Start of Input records
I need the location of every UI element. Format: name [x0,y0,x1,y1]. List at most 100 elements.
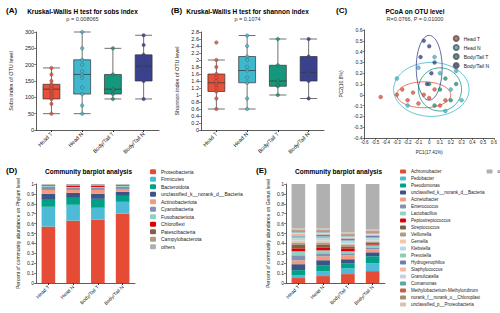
svg-text:unclassified_k__norank_d__Bact: unclassified_k__norank_d__Bacteria [411,190,485,195]
svg-text:Head N: Head N [59,284,75,300]
svg-text:1.8: 1.8 [191,64,199,70]
svg-text:Head N: Head N [464,45,481,51]
svg-text:2: 2 [196,57,199,63]
svg-text:PC1(17.41%): PC1(17.41%) [416,150,444,155]
svg-text:Methylobacterium-Methylorubrum: Methylobacterium-Methylorubrum [411,288,478,293]
svg-text:Body/Tail T: Body/Tail T [257,130,281,154]
svg-text:(C): (C) [336,6,347,15]
svg-text:Klebsiella: Klebsiella [411,246,431,251]
svg-text:Head T: Head T [35,284,51,300]
svg-text:0.3: 0.3 [27,250,34,256]
svg-text:Community barplot analysis: Community barplot analysis [295,168,382,176]
svg-text:Community barplot analysis: Community barplot analysis [45,168,132,176]
svg-text:2.6: 2.6 [191,36,199,42]
svg-text:0.9: 0.9 [27,191,34,197]
svg-text:0: 0 [281,280,284,286]
svg-text:Lactobacillus: Lactobacillus [411,211,438,216]
svg-text:Prevotella: Prevotella [411,253,432,258]
svg-text:Head T: Head T [37,130,54,147]
svg-text:0.8: 0.8 [277,201,284,207]
svg-text:Kruskal-Wallis H test for shan: Kruskal-Wallis H test for shannon index [186,8,309,15]
svg-text:Comamonas: Comamonas [411,281,437,286]
svg-text:300: 300 [25,29,34,35]
svg-text:-0.3: -0.3 [393,140,401,145]
svg-text:Firmicutes: Firmicutes [161,176,185,182]
svg-text:Fusobacteriota: Fusobacteriota [161,214,194,220]
svg-text:2.2: 2.2 [191,50,199,56]
svg-text:0.9: 0.9 [277,191,284,197]
svg-text:Pseudomonas: Pseudomonas [411,183,441,188]
svg-text:1: 1 [31,181,34,187]
svg-text:150: 150 [25,78,34,84]
svg-text:1.6: 1.6 [191,71,199,77]
svg-text:Acinetobacter: Acinetobacter [411,197,439,202]
svg-text:Cyanobacteria: Cyanobacteria [161,206,193,212]
svg-text:-0.4: -0.4 [382,140,390,145]
svg-text:Streptococcus: Streptococcus [411,225,440,230]
svg-text:200: 200 [25,62,34,68]
svg-text:0.5: 0.5 [27,231,34,237]
svg-text:Enterococcus: Enterococcus [411,204,439,209]
svg-text:R=0.0766, P = 0.01000: R=0.0766, P = 0.01000 [387,16,444,22]
svg-text:0.1: 0.1 [27,270,34,276]
svg-text:0: 0 [31,127,34,133]
svg-text:50: 50 [28,111,34,117]
svg-text:Body/Tail T: Body/Tail T [78,284,100,306]
svg-text:100: 100 [25,94,34,100]
svg-text:Granulicatella: Granulicatella [411,274,439,279]
svg-text:0.5: 0.5 [480,140,487,145]
svg-text:others: others [161,244,175,250]
svg-text:0.8: 0.8 [191,99,199,105]
svg-text:Body/Tail N: Body/Tail N [122,131,146,155]
svg-text:Head T: Head T [202,130,219,147]
svg-text:0.6: 0.6 [27,221,34,227]
svg-text:p = 0.1074: p = 0.1074 [234,16,260,22]
svg-text:Bacteroidota: Bacteroidota [161,184,189,190]
svg-text:-0.1: -0.1 [415,140,423,145]
svg-text:Head N: Head N [309,284,325,300]
svg-text:0.5: 0.5 [356,38,363,44]
svg-text:0.4: 0.4 [191,113,199,119]
svg-text:(E): (E) [256,166,267,175]
svg-text:0.6: 0.6 [191,106,199,112]
svg-text:Gemella: Gemella [411,239,428,244]
svg-text:Shannon index of OTU level: Shannon index of OTU level [174,47,180,116]
svg-text:norank_f__norank_o__Chloroplas: norank_f__norank_o__Chloroplast [411,295,481,300]
svg-text:Chloroflexi: Chloroflexi [161,221,185,227]
svg-text:0.3: 0.3 [458,140,465,145]
svg-text:Body/Tail T: Body/Tail T [328,284,350,306]
svg-text:Body/Tail N: Body/Tail N [464,63,490,69]
svg-text:(A): (A) [6,6,17,15]
svg-text:0: 0 [196,127,199,133]
svg-text:0.6: 0.6 [491,140,498,145]
svg-text:Achromobacter: Achromobacter [411,169,442,174]
svg-text:Body/Tail N: Body/Tail N [287,131,311,155]
svg-text:Pedobacter: Pedobacter [411,176,435,181]
svg-text:0.3: 0.3 [277,250,284,256]
svg-text:0.1: 0.1 [356,81,363,87]
svg-text:Body/Tail N: Body/Tail N [103,284,125,306]
svg-text:Body/Tail T: Body/Tail T [464,54,489,60]
svg-text:0.2: 0.2 [448,140,455,145]
svg-text:0.7: 0.7 [27,211,34,217]
svg-text:Staphylococcus: Staphylococcus [411,267,443,272]
svg-text:unclassified_k__norank_d__Bact: unclassified_k__norank_d__Bacteria [161,191,243,197]
svg-text:0.5: 0.5 [277,231,284,237]
svg-text:0.7: 0.7 [277,211,284,217]
svg-text:250: 250 [25,45,34,51]
svg-text:0.1: 0.1 [277,270,284,276]
svg-text:0.2: 0.2 [356,70,363,76]
svg-text:p = 0.008065: p = 0.008065 [66,16,98,22]
svg-text:-0.3: -0.3 [354,124,363,130]
svg-text:0.1: 0.1 [437,140,444,145]
svg-text:Head N: Head N [232,131,249,148]
svg-text:0.4: 0.4 [277,240,284,246]
svg-text:Kruskal-Wallis H test for sobs: Kruskal-Wallis H test for sobs index [27,8,138,15]
svg-text:0.4: 0.4 [27,240,34,246]
svg-text:2.4: 2.4 [191,43,199,49]
svg-text:0.6: 0.6 [277,221,284,227]
svg-text:2.8: 2.8 [191,29,199,35]
svg-text:Percent of community abundance: Percent of community abundance on Genus … [265,179,271,288]
svg-text:-0.6: -0.6 [361,140,369,145]
svg-text:(D): (D) [6,166,17,175]
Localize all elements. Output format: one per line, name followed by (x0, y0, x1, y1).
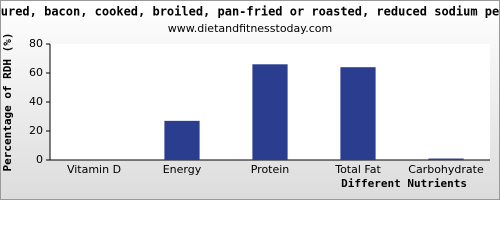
x-tick-label: Energy (163, 163, 202, 176)
y-tick-label: 0 (36, 153, 43, 166)
chart: cured, bacon, cooked, broiled, pan-fried… (0, 0, 500, 200)
bar (428, 158, 464, 160)
x-tick-label: Vitamin D (67, 163, 121, 176)
bar (252, 64, 288, 160)
bar (340, 67, 376, 160)
chart-subtitle: www.dietandfitnesstoday.com (168, 22, 332, 35)
x-tick-label: Total Fat (334, 163, 381, 176)
bar (164, 120, 200, 160)
y-axis-label: Percentage of RDH (%) (1, 32, 14, 171)
y-tick-label: 40 (29, 95, 43, 108)
y-tick-label: 20 (29, 124, 43, 137)
x-axis-label: Different Nutrients (341, 177, 467, 190)
x-tick-label: Carbohydrate (408, 163, 484, 176)
y-tick-label: 60 (29, 66, 43, 79)
x-tick-label: Protein (251, 163, 290, 176)
chart-title: cured, bacon, cooked, broiled, pan-fried… (0, 5, 500, 19)
y-tick-label: 80 (29, 37, 43, 50)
End of Input records
If a line in the records has the word "fried", copy that line.

## Expected output
chart: cured, bacon, cooked, broiled, pan-fried… (0, 0, 500, 200)
chart-title: cured, bacon, cooked, broiled, pan-fried… (0, 5, 500, 19)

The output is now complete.